**** Exercise inputs ****
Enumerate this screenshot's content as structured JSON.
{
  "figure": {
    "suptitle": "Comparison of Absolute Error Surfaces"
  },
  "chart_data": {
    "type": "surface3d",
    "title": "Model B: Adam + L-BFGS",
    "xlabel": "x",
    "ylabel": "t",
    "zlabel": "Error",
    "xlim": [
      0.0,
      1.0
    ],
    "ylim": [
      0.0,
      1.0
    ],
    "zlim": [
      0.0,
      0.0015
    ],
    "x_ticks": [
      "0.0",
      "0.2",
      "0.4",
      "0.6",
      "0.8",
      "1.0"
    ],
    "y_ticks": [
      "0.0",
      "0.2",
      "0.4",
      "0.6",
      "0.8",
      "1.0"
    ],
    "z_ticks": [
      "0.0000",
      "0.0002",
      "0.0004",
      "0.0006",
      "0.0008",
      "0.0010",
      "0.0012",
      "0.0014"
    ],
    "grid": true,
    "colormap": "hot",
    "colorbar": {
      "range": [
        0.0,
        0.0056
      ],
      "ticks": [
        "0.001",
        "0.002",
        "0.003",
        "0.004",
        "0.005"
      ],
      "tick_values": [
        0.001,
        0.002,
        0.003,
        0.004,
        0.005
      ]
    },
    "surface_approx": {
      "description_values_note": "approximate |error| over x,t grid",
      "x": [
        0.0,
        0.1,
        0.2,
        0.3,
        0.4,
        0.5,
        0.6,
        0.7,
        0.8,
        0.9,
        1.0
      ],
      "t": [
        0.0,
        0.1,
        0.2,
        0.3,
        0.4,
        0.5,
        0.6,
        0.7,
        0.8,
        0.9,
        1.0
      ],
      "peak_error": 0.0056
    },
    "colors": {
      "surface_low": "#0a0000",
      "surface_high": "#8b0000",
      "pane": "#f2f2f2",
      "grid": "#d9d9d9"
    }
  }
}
****
Recopy the entries above exactly, with every line included.

Enumerate this screenshot's content as structured JSON.
{
  "figure": {
    "suptitle": "Comparison of Absolute Error Surfaces"
  },
  "chart_data": {
    "type": "surface3d",
    "title": "Model B: Adam + L-BFGS",
    "xlabel": "x",
    "ylabel": "t",
    "zlabel": "Error",
    "xlim": [
      0.0,
      1.0
    ],
    "ylim": [
      0.0,
      1.0
    ],
    "zlim": [
      0.0,
      0.0015
    ],
    "x_ticks": [
      "0.0",
      "0.2",
      "0.4",
      "0.6",
      "0.8",
      "1.0"
    ],
    "y_ticks": [
      "0.0",
      "0.2",
      "0.4",
      "0.6",
      "0.8",
      "1.0"
    ],
    "z_ticks": [
      "0.0000",
      "0.0002",
      "0.0004",
      "0.0006",
      "0.0008",
      "0.0010",
      "0.0012",
      "0.0014"
    ],
    "grid": true,
    "colormap": "hot",
    "colorbar": {
      "range": [
        0.0,
        0.0056
      ],
      "ticks": [
        "0.001",
        "0.002",
        "0.003",
        "0.004",
        "0.005"
      ],
      "tick_values": [
        0.001,
        0.002,
        0.003,
        0.004,
        0.005
      ]
    },
    "surface_approx": {
      "description_values_note": "approximate |error| over x,t grid",
      "x": [
        0.0,
        0.1,
        0.2,
        0.3,
        0.4,
        0.5,
        0.6,
        0.7,
        0.8,
        0.9,
        1.0
      ],
      "t": [
        0.0,
        0.1,
        0.2,
        0.3,
        0.4,
        0.5,
        0.6,
        0.7,
        0.8,
        0.9,
        1.0
      ],
      "peak_error": 0.0056
    },
    "colors": {
      "surface_low": "#0a0000",
      "surface_high": "#8b0000",
      "pane": "#f2f2f2",
      "grid": "#d9d9d9"
    }
  }
}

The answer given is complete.